Task to carry out » What follows is a set of entries. Repeat them exactly, but not their pictures.

Source data »
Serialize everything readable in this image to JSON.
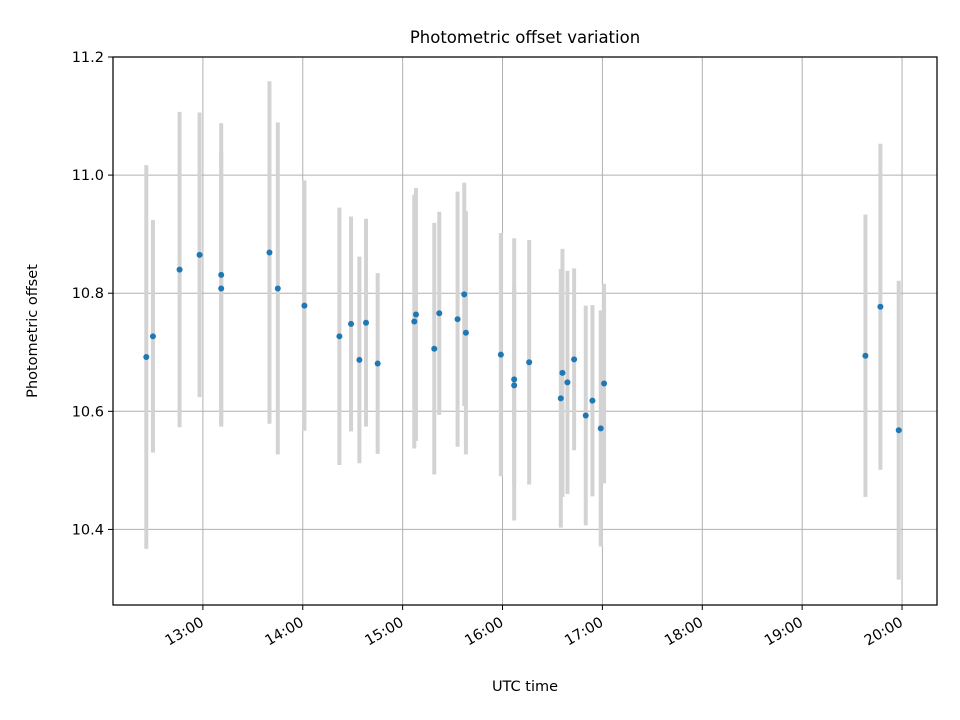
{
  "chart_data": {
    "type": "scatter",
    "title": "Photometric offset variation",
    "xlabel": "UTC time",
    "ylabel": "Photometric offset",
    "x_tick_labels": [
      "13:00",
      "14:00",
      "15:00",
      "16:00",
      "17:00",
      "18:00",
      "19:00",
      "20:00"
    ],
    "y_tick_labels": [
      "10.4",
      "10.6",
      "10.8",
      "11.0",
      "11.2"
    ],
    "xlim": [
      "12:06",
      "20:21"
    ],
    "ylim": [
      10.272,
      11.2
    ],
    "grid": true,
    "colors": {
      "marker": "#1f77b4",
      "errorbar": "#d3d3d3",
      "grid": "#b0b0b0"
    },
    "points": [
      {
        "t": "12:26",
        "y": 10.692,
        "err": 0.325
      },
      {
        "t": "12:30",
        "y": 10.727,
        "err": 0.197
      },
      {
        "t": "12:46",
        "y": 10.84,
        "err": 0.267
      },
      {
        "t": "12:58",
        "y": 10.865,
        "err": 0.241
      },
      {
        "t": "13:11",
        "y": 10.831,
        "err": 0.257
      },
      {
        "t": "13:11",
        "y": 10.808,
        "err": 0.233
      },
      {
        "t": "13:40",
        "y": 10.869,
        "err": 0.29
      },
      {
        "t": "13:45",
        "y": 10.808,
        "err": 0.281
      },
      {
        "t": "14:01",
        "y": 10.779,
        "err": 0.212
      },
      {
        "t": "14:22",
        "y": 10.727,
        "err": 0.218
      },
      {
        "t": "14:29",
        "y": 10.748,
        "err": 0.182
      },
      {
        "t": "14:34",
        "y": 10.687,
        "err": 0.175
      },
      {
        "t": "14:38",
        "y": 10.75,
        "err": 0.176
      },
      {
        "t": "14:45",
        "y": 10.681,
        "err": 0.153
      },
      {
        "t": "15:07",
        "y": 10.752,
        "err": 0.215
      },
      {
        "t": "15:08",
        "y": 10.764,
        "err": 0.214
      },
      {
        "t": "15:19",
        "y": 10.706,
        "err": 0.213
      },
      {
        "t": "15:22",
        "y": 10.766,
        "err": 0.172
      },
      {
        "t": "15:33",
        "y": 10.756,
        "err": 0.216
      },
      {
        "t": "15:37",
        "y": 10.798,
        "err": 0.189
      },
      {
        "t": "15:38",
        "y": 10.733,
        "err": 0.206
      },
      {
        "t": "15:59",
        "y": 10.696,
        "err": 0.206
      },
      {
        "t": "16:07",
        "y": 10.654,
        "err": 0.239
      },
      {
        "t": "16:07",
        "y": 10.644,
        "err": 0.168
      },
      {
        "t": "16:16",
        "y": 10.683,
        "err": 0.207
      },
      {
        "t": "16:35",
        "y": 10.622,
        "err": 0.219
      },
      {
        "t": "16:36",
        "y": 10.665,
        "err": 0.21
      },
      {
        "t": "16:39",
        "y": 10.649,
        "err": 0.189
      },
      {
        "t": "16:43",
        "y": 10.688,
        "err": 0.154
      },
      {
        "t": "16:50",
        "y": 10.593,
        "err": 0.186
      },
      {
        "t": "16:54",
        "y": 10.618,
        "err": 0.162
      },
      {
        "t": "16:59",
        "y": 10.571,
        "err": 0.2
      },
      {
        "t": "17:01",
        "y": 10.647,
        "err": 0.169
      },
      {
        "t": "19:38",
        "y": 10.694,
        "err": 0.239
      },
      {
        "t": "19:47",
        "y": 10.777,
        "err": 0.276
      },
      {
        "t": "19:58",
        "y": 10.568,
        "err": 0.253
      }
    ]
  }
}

Result »
Serialize everything readable in this image to JSON.
{
  "chart_data": {
    "type": "scatter",
    "title": "Photometric offset variation",
    "xlabel": "UTC time",
    "ylabel": "Photometric offset",
    "x_tick_labels": [
      "13:00",
      "14:00",
      "15:00",
      "16:00",
      "17:00",
      "18:00",
      "19:00",
      "20:00"
    ],
    "y_tick_labels": [
      "10.4",
      "10.6",
      "10.8",
      "11.0",
      "11.2"
    ],
    "xlim": [
      "12:06",
      "20:21"
    ],
    "ylim": [
      10.272,
      11.2
    ],
    "grid": true,
    "colors": {
      "marker": "#1f77b4",
      "errorbar": "#d3d3d3",
      "grid": "#b0b0b0"
    },
    "points": [
      {
        "t": "12:26",
        "y": 10.692,
        "err": 0.325
      },
      {
        "t": "12:30",
        "y": 10.727,
        "err": 0.197
      },
      {
        "t": "12:46",
        "y": 10.84,
        "err": 0.267
      },
      {
        "t": "12:58",
        "y": 10.865,
        "err": 0.241
      },
      {
        "t": "13:11",
        "y": 10.831,
        "err": 0.257
      },
      {
        "t": "13:11",
        "y": 10.808,
        "err": 0.233
      },
      {
        "t": "13:40",
        "y": 10.869,
        "err": 0.29
      },
      {
        "t": "13:45",
        "y": 10.808,
        "err": 0.281
      },
      {
        "t": "14:01",
        "y": 10.779,
        "err": 0.212
      },
      {
        "t": "14:22",
        "y": 10.727,
        "err": 0.218
      },
      {
        "t": "14:29",
        "y": 10.748,
        "err": 0.182
      },
      {
        "t": "14:34",
        "y": 10.687,
        "err": 0.175
      },
      {
        "t": "14:38",
        "y": 10.75,
        "err": 0.176
      },
      {
        "t": "14:45",
        "y": 10.681,
        "err": 0.153
      },
      {
        "t": "15:07",
        "y": 10.752,
        "err": 0.215
      },
      {
        "t": "15:08",
        "y": 10.764,
        "err": 0.214
      },
      {
        "t": "15:19",
        "y": 10.706,
        "err": 0.213
      },
      {
        "t": "15:22",
        "y": 10.766,
        "err": 0.172
      },
      {
        "t": "15:33",
        "y": 10.756,
        "err": 0.216
      },
      {
        "t": "15:37",
        "y": 10.798,
        "err": 0.189
      },
      {
        "t": "15:38",
        "y": 10.733,
        "err": 0.206
      },
      {
        "t": "15:59",
        "y": 10.696,
        "err": 0.206
      },
      {
        "t": "16:07",
        "y": 10.654,
        "err": 0.239
      },
      {
        "t": "16:07",
        "y": 10.644,
        "err": 0.168
      },
      {
        "t": "16:16",
        "y": 10.683,
        "err": 0.207
      },
      {
        "t": "16:35",
        "y": 10.622,
        "err": 0.219
      },
      {
        "t": "16:36",
        "y": 10.665,
        "err": 0.21
      },
      {
        "t": "16:39",
        "y": 10.649,
        "err": 0.189
      },
      {
        "t": "16:43",
        "y": 10.688,
        "err": 0.154
      },
      {
        "t": "16:50",
        "y": 10.593,
        "err": 0.186
      },
      {
        "t": "16:54",
        "y": 10.618,
        "err": 0.162
      },
      {
        "t": "16:59",
        "y": 10.571,
        "err": 0.2
      },
      {
        "t": "17:01",
        "y": 10.647,
        "err": 0.169
      },
      {
        "t": "19:38",
        "y": 10.694,
        "err": 0.239
      },
      {
        "t": "19:47",
        "y": 10.777,
        "err": 0.276
      },
      {
        "t": "19:58",
        "y": 10.568,
        "err": 0.253
      }
    ]
  }
}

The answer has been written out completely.